Recorded data:
— start —

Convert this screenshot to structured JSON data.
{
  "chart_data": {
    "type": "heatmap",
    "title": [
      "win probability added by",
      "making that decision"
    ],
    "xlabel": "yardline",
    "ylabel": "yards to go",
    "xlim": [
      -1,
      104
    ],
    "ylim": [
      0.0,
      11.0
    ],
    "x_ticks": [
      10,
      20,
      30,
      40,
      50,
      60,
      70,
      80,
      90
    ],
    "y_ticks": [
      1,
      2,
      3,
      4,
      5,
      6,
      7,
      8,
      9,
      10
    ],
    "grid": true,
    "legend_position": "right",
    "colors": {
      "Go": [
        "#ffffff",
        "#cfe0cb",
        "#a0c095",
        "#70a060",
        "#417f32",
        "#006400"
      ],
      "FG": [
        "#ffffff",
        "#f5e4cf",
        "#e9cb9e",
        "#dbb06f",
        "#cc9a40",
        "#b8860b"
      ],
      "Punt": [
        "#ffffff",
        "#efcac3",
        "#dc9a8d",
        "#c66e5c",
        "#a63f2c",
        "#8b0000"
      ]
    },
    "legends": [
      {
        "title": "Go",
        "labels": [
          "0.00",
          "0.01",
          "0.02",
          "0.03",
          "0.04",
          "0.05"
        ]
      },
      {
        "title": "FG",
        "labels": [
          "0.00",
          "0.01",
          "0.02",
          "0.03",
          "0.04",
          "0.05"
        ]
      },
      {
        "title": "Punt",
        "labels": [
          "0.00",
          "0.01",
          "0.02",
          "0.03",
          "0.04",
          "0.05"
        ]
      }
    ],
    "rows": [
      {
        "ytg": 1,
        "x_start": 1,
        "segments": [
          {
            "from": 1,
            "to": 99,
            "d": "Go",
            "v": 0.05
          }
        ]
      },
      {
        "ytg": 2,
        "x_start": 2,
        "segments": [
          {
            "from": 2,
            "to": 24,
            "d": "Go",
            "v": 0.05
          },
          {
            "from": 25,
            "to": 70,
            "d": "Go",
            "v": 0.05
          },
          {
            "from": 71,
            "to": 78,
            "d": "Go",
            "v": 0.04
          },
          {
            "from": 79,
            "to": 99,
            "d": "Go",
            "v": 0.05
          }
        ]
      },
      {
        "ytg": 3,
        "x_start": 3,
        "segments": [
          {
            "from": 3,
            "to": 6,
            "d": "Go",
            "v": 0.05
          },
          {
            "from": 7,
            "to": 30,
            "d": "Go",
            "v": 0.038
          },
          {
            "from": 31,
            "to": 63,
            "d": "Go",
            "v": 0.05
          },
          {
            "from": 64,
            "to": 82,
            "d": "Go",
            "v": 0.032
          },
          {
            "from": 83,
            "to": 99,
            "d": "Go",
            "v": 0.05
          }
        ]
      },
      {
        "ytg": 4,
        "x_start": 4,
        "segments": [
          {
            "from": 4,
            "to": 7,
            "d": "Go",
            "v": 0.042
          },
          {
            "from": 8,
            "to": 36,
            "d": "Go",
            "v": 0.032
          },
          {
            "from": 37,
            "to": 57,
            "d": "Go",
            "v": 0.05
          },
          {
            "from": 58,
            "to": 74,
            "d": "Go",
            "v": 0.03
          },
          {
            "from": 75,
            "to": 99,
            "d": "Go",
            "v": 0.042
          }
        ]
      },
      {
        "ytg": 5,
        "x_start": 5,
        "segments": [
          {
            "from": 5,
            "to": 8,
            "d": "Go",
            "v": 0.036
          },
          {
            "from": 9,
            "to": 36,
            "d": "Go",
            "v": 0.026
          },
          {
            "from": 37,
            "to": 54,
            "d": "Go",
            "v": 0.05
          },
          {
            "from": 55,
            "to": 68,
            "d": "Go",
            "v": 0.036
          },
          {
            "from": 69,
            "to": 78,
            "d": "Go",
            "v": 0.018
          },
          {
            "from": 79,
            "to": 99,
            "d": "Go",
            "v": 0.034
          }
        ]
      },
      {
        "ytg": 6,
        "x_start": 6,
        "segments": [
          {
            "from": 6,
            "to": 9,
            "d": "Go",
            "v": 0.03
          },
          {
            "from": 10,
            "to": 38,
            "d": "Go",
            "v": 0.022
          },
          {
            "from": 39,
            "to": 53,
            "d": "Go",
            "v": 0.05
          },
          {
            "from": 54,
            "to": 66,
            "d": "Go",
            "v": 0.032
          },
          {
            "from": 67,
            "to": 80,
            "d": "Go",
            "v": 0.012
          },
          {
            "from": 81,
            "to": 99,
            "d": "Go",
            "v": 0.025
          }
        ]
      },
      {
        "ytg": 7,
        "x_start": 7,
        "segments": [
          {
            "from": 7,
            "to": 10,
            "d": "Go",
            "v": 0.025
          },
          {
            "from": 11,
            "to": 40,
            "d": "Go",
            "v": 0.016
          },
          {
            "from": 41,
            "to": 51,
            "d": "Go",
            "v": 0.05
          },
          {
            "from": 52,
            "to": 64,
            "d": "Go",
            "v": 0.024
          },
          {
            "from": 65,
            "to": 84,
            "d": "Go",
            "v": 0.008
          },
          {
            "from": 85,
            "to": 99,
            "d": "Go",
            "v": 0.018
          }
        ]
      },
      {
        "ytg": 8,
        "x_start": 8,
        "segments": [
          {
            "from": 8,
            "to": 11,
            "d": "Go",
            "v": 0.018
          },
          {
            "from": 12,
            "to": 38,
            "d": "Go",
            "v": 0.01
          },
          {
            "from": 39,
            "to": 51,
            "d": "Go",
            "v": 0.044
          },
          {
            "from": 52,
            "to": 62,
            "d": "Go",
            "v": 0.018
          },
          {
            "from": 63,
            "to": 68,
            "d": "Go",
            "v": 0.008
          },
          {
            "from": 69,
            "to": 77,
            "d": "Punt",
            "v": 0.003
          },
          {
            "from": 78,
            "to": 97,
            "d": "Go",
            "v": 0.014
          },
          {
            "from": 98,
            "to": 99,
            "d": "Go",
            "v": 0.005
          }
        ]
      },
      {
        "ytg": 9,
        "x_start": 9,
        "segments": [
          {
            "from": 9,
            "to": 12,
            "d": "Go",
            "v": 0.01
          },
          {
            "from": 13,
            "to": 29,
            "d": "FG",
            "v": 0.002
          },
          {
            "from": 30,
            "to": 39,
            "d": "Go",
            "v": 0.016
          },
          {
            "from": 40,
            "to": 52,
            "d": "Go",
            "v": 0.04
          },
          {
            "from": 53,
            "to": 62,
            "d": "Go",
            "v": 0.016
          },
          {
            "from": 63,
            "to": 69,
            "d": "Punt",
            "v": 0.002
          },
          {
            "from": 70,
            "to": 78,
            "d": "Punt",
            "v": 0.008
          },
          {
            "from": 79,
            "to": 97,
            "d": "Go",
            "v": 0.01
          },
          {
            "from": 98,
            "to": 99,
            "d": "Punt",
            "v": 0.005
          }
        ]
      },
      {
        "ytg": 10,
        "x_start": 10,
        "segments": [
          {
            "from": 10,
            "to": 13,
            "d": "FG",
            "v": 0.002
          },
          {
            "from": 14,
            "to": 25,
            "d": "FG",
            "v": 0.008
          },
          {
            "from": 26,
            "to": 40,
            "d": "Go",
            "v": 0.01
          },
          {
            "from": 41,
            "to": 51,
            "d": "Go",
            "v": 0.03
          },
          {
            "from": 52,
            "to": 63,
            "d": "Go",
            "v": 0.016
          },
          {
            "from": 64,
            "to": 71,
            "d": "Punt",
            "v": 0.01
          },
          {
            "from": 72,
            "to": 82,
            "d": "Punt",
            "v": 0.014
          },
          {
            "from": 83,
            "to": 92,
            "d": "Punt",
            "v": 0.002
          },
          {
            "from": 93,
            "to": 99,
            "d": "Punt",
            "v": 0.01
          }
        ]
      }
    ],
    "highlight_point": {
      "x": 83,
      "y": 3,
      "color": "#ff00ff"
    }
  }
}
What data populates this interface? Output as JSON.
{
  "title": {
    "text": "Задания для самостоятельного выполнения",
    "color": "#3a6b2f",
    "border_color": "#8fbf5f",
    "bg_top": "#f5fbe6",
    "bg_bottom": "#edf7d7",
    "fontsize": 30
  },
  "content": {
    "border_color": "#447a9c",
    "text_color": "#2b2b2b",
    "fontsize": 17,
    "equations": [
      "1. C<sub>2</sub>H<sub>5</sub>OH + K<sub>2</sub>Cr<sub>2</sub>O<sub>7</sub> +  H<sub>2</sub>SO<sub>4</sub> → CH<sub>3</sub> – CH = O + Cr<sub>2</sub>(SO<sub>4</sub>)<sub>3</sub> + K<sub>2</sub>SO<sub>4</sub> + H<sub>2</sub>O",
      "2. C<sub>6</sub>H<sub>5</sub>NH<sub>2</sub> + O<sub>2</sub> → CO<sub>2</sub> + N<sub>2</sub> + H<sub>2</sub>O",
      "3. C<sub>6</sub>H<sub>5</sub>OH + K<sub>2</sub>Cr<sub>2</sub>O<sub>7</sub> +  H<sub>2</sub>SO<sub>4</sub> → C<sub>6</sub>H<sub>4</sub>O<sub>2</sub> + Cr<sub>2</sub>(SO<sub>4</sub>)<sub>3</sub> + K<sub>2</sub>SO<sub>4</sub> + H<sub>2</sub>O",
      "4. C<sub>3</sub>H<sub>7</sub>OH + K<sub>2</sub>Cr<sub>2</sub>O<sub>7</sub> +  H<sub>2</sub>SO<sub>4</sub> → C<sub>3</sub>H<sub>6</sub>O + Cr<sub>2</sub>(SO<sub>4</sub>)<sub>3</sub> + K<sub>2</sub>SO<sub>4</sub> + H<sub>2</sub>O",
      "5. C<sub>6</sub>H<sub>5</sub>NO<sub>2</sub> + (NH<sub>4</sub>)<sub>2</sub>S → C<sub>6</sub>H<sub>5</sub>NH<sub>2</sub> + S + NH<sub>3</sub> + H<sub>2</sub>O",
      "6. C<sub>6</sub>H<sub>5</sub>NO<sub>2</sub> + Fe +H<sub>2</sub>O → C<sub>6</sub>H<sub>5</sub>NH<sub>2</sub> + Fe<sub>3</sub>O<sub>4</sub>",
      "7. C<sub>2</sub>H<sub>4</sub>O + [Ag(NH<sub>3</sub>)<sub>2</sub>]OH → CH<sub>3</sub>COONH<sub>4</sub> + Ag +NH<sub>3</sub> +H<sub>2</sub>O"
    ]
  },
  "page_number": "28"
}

— end —

→ **Problem to solve**
Print nothing but the lines from the line with "What data populates" to the last line of the records above. Both of those lines count.

→ **Finished task**
What data populates this interface? Output as JSON.
{
  "title": {
    "text": "Задания для самостоятельного выполнения",
    "color": "#3a6b2f",
    "border_color": "#8fbf5f",
    "bg_top": "#f5fbe6",
    "bg_bottom": "#edf7d7",
    "fontsize": 30
  },
  "content": {
    "border_color": "#447a9c",
    "text_color": "#2b2b2b",
    "fontsize": 17,
    "equations": [
      "1. C<sub>2</sub>H<sub>5</sub>OH + K<sub>2</sub>Cr<sub>2</sub>O<sub>7</sub> +  H<sub>2</sub>SO<sub>4</sub> → CH<sub>3</sub> – CH = O + Cr<sub>2</sub>(SO<sub>4</sub>)<sub>3</sub> + K<sub>2</sub>SO<sub>4</sub> + H<sub>2</sub>O",
      "2. C<sub>6</sub>H<sub>5</sub>NH<sub>2</sub> + O<sub>2</sub> → CO<sub>2</sub> + N<sub>2</sub> + H<sub>2</sub>O",
      "3. C<sub>6</sub>H<sub>5</sub>OH + K<sub>2</sub>Cr<sub>2</sub>O<sub>7</sub> +  H<sub>2</sub>SO<sub>4</sub> → C<sub>6</sub>H<sub>4</sub>O<sub>2</sub> + Cr<sub>2</sub>(SO<sub>4</sub>)<sub>3</sub> + K<sub>2</sub>SO<sub>4</sub> + H<sub>2</sub>O",
      "4. C<sub>3</sub>H<sub>7</sub>OH + K<sub>2</sub>Cr<sub>2</sub>O<sub>7</sub> +  H<sub>2</sub>SO<sub>4</sub> → C<sub>3</sub>H<sub>6</sub>O + Cr<sub>2</sub>(SO<sub>4</sub>)<sub>3</sub> + K<sub>2</sub>SO<sub>4</sub> + H<sub>2</sub>O",
      "5. C<sub>6</sub>H<sub>5</sub>NO<sub>2</sub> + (NH<sub>4</sub>)<sub>2</sub>S → C<sub>6</sub>H<sub>5</sub>NH<sub>2</sub> + S + NH<sub>3</sub> + H<sub>2</sub>O",
      "6. C<sub>6</sub>H<sub>5</sub>NO<sub>2</sub> + Fe +H<sub>2</sub>O → C<sub>6</sub>H<sub>5</sub>NH<sub>2</sub> + Fe<sub>3</sub>O<sub>4</sub>",
      "7. C<sub>2</sub>H<sub>4</sub>O + [Ag(NH<sub>3</sub>)<sub>2</sub>]OH → CH<sub>3</sub>COONH<sub>4</sub> + Ag +NH<sub>3</sub> +H<sub>2</sub>O"
    ]
  },
  "page_number": "28"
}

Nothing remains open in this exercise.